[Start Material for the task]

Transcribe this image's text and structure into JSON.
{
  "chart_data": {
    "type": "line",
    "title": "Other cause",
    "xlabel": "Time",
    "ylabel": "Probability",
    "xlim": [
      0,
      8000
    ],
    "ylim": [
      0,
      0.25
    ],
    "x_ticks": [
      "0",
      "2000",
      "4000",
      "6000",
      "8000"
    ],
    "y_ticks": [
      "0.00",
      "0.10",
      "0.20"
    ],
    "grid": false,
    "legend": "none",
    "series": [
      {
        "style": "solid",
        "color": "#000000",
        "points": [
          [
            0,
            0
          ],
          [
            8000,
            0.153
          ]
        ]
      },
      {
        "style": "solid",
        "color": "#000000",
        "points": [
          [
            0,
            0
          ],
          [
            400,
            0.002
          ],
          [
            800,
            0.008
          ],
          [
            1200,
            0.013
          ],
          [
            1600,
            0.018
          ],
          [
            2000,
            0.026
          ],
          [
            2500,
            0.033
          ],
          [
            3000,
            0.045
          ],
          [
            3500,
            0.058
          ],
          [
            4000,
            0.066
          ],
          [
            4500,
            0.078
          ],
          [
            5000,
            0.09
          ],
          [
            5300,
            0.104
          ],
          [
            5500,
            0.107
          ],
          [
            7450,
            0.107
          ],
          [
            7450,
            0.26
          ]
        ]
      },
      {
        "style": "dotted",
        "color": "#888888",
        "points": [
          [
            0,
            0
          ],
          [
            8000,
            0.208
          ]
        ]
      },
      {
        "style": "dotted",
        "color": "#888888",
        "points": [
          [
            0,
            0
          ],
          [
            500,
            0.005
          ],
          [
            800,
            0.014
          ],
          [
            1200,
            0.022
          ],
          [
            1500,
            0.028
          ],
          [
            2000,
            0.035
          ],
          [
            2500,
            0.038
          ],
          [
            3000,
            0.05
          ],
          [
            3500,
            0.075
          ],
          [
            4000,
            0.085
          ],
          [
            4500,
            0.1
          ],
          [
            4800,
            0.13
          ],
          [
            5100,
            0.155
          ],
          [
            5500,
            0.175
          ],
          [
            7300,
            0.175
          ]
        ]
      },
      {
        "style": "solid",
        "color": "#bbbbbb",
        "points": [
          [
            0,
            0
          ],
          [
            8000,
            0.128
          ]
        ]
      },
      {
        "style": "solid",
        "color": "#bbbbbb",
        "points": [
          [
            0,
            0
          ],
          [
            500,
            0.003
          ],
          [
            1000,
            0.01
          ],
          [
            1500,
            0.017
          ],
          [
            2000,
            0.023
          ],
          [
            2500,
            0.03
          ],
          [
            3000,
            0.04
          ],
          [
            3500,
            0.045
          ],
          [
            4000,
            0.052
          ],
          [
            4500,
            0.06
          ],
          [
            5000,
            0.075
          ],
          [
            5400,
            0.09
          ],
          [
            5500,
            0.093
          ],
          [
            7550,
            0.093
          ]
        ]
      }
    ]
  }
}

[End Material for the task]

▶ [Stated task]
Copy every line of the records word for word.

▶ [Exercise response]
Transcribe this image's text and structure into JSON.
{
  "chart_data": {
    "type": "line",
    "title": "Other cause",
    "xlabel": "Time",
    "ylabel": "Probability",
    "xlim": [
      0,
      8000
    ],
    "ylim": [
      0,
      0.25
    ],
    "x_ticks": [
      "0",
      "2000",
      "4000",
      "6000",
      "8000"
    ],
    "y_ticks": [
      "0.00",
      "0.10",
      "0.20"
    ],
    "grid": false,
    "legend": "none",
    "series": [
      {
        "style": "solid",
        "color": "#000000",
        "points": [
          [
            0,
            0
          ],
          [
            8000,
            0.153
          ]
        ]
      },
      {
        "style": "solid",
        "color": "#000000",
        "points": [
          [
            0,
            0
          ],
          [
            400,
            0.002
          ],
          [
            800,
            0.008
          ],
          [
            1200,
            0.013
          ],
          [
            1600,
            0.018
          ],
          [
            2000,
            0.026
          ],
          [
            2500,
            0.033
          ],
          [
            3000,
            0.045
          ],
          [
            3500,
            0.058
          ],
          [
            4000,
            0.066
          ],
          [
            4500,
            0.078
          ],
          [
            5000,
            0.09
          ],
          [
            5300,
            0.104
          ],
          [
            5500,
            0.107
          ],
          [
            7450,
            0.107
          ],
          [
            7450,
            0.26
          ]
        ]
      },
      {
        "style": "dotted",
        "color": "#888888",
        "points": [
          [
            0,
            0
          ],
          [
            8000,
            0.208
          ]
        ]
      },
      {
        "style": "dotted",
        "color": "#888888",
        "points": [
          [
            0,
            0
          ],
          [
            500,
            0.005
          ],
          [
            800,
            0.014
          ],
          [
            1200,
            0.022
          ],
          [
            1500,
            0.028
          ],
          [
            2000,
            0.035
          ],
          [
            2500,
            0.038
          ],
          [
            3000,
            0.05
          ],
          [
            3500,
            0.075
          ],
          [
            4000,
            0.085
          ],
          [
            4500,
            0.1
          ],
          [
            4800,
            0.13
          ],
          [
            5100,
            0.155
          ],
          [
            5500,
            0.175
          ],
          [
            7300,
            0.175
          ]
        ]
      },
      {
        "style": "solid",
        "color": "#bbbbbb",
        "points": [
          [
            0,
            0
          ],
          [
            8000,
            0.128
          ]
        ]
      },
      {
        "style": "solid",
        "color": "#bbbbbb",
        "points": [
          [
            0,
            0
          ],
          [
            500,
            0.003
          ],
          [
            1000,
            0.01
          ],
          [
            1500,
            0.017
          ],
          [
            2000,
            0.023
          ],
          [
            2500,
            0.03
          ],
          [
            3000,
            0.04
          ],
          [
            3500,
            0.045
          ],
          [
            4000,
            0.052
          ],
          [
            4500,
            0.06
          ],
          [
            5000,
            0.075
          ],
          [
            5400,
            0.09
          ],
          [
            5500,
            0.093
          ],
          [
            7550,
            0.093
          ]
        ]
      }
    ]
  }
}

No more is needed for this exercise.